▶ SHORT PROBLEM
Your task is to copy every line of this material exactly.

Dataset records:
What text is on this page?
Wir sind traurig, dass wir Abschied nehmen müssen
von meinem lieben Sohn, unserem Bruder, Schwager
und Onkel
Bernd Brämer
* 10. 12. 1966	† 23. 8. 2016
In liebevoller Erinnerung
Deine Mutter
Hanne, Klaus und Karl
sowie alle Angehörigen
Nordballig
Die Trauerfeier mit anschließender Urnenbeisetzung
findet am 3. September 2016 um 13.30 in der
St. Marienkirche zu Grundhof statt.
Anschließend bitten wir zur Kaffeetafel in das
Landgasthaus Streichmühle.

▶ TASK SOLUTION
What text is on this page?
Wir sind traurig, dass wir Abschied nehmen müssen
von meinem lieben Sohn, unserem Bruder, Schwager
und Onkel
Bernd Brämer
* 10. 12. 1966	† 23. 8. 2016
In liebevoller Erinnerung
Deine Mutter
Hanne, Klaus und Karl
sowie alle Angehörigen
Nordballig
Die Trauerfeier mit anschließender Urnenbeisetzung
findet am 3. September 2016 um 13.30 in der
St. Marienkirche zu Grundhof statt.
Anschließend bitten wir zur Kaffeetafel in das
Landgasthaus Streichmühle.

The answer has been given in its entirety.